Reproduce the data below verbatim, line for line, without changing any character.

(Dataset entries):

___

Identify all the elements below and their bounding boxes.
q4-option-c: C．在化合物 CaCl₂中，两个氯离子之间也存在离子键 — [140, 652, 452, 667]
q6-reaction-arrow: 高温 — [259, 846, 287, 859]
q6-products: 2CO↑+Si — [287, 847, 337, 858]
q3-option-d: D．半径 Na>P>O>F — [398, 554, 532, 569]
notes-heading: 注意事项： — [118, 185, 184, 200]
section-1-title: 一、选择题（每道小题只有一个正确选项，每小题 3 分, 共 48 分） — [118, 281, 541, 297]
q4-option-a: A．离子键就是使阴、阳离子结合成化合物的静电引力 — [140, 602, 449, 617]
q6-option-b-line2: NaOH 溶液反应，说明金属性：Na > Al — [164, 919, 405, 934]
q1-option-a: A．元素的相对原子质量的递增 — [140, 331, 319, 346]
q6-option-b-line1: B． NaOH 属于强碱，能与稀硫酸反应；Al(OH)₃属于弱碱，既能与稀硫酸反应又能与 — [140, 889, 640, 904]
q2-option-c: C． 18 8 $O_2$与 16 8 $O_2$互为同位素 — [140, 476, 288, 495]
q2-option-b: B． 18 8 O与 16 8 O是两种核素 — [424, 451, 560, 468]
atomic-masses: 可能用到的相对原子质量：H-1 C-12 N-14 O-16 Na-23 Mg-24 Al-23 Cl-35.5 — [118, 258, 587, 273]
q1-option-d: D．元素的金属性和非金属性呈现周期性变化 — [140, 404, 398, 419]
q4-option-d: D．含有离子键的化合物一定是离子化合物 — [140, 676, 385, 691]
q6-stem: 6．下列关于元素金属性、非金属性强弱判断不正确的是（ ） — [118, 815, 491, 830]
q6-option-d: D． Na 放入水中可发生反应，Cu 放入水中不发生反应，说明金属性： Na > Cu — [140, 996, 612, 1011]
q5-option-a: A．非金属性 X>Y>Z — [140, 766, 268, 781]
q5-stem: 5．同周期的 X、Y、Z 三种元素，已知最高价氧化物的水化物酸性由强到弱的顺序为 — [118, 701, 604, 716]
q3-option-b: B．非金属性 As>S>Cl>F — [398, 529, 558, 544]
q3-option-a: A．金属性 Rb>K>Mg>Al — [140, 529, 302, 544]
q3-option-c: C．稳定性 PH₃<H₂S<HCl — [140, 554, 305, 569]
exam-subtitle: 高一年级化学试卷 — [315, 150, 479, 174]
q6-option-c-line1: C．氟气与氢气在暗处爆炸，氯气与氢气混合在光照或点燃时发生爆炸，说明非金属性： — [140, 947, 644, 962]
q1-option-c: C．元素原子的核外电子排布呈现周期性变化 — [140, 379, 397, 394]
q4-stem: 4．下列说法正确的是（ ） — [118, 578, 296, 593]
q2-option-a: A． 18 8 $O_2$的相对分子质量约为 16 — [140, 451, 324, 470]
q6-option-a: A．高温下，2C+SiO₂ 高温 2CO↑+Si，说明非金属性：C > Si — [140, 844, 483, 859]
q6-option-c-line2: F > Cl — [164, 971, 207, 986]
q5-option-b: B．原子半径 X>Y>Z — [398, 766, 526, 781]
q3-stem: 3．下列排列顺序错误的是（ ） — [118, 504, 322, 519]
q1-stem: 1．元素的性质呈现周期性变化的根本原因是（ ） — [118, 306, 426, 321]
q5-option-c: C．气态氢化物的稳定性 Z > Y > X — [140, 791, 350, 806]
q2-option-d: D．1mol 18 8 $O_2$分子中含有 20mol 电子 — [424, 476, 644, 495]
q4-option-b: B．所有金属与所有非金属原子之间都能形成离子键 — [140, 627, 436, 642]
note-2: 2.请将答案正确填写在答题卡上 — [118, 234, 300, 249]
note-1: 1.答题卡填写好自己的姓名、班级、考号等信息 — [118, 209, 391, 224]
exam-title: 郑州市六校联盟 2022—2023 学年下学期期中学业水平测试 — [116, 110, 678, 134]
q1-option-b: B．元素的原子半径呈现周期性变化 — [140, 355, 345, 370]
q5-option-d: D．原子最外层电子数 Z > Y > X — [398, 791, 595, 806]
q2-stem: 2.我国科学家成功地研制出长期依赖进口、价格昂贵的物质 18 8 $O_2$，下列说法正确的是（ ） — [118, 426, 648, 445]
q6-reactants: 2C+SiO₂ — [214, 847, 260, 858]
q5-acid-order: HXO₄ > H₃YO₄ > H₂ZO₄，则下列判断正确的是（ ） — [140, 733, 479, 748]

___

(Result):
Identify all the elements below and their bounding boxes.
q4-option-c: C．在化合物 CaCl₂中，两个氯离子之间也存在离子键 — [140, 652, 452, 667]
q6-reaction-arrow: 高温 — [259, 846, 287, 859]
q6-products: 2CO↑+Si — [287, 847, 337, 858]
q3-option-d: D．半径 Na>P>O>F — [398, 554, 532, 569]
notes-heading: 注意事项： — [118, 185, 184, 200]
section-1-title: 一、选择题（每道小题只有一个正确选项，每小题 3 分, 共 48 分） — [118, 281, 541, 297]
q4-option-a: A．离子键就是使阴、阳离子结合成化合物的静电引力 — [140, 602, 449, 617]
q6-option-b-line2: NaOH 溶液反应，说明金属性：Na > Al — [164, 919, 405, 934]
q1-option-a: A．元素的相对原子质量的递增 — [140, 331, 319, 346]
q6-option-b-line1: B． NaOH 属于强碱，能与稀硫酸反应；Al(OH)₃属于弱碱，既能与稀硫酸反应又能与 — [140, 889, 640, 904]
q2-option-c: C． 18 8 $O_2$与 16 8 $O_2$互为同位素 — [140, 476, 288, 495]
q2-option-b: B． 18 8 O与 16 8 O是两种核素 — [424, 451, 560, 468]
atomic-masses: 可能用到的相对原子质量：H-1 C-12 N-14 O-16 Na-23 Mg-24 Al-23 Cl-35.5 — [118, 258, 587, 273]
q1-option-d: D．元素的金属性和非金属性呈现周期性变化 — [140, 404, 398, 419]
q4-option-d: D．含有离子键的化合物一定是离子化合物 — [140, 676, 385, 691]
q6-stem: 6．下列关于元素金属性、非金属性强弱判断不正确的是（ ） — [118, 815, 491, 830]
q6-option-d: D． Na 放入水中可发生反应，Cu 放入水中不发生反应，说明金属性： Na > Cu — [140, 996, 612, 1011]
q5-option-a: A．非金属性 X>Y>Z — [140, 766, 268, 781]
q5-stem: 5．同周期的 X、Y、Z 三种元素，已知最高价氧化物的水化物酸性由强到弱的顺序为 — [118, 701, 604, 716]
q3-option-b: B．非金属性 As>S>Cl>F — [398, 529, 558, 544]
q3-option-a: A．金属性 Rb>K>Mg>Al — [140, 529, 302, 544]
q3-option-c: C．稳定性 PH₃<H₂S<HCl — [140, 554, 305, 569]
exam-subtitle: 高一年级化学试卷 — [315, 150, 479, 174]
q6-option-c-line1: C．氟气与氢气在暗处爆炸，氯气与氢气混合在光照或点燃时发生爆炸，说明非金属性： — [140, 947, 644, 962]
q1-option-c: C．元素原子的核外电子排布呈现周期性变化 — [140, 379, 397, 394]
q4-stem: 4．下列说法正确的是（ ） — [118, 578, 296, 593]
q2-option-a: A． 18 8 $O_2$的相对分子质量约为 16 — [140, 451, 324, 470]
q6-option-a: A．高温下，2C+SiO₂ 高温 2CO↑+Si，说明非金属性：C > Si — [140, 844, 483, 859]
q6-option-c-line2: F > Cl — [164, 971, 207, 986]
q5-option-b: B．原子半径 X>Y>Z — [398, 766, 526, 781]
q3-stem: 3．下列排列顺序错误的是（ ） — [118, 504, 322, 519]
q1-stem: 1．元素的性质呈现周期性变化的根本原因是（ ） — [118, 306, 426, 321]
q5-option-c: C．气态氢化物的稳定性 Z > Y > X — [140, 791, 350, 806]
q2-option-d: D．1mol 18 8 $O_2$分子中含有 20mol 电子 — [424, 476, 644, 495]
q4-option-b: B．所有金属与所有非金属原子之间都能形成离子键 — [140, 627, 436, 642]
note-2: 2.请将答案正确填写在答题卡上 — [118, 234, 300, 249]
note-1: 1.答题卡填写好自己的姓名、班级、考号等信息 — [118, 209, 391, 224]
exam-title: 郑州市六校联盟 2022—2023 学年下学期期中学业水平测试 — [116, 110, 678, 134]
q1-option-b: B．元素的原子半径呈现周期性变化 — [140, 355, 345, 370]
q5-option-d: D．原子最外层电子数 Z > Y > X — [398, 791, 595, 806]
q2-stem: 2.我国科学家成功地研制出长期依赖进口、价格昂贵的物质 18 8 $O_2$，下列说法正确的是（ ） — [118, 426, 648, 445]
q6-reactants: 2C+SiO₂ — [214, 847, 260, 858]
q5-acid-order: HXO₄ > H₃YO₄ > H₂ZO₄，则下列判断正确的是（ ） — [140, 733, 479, 748]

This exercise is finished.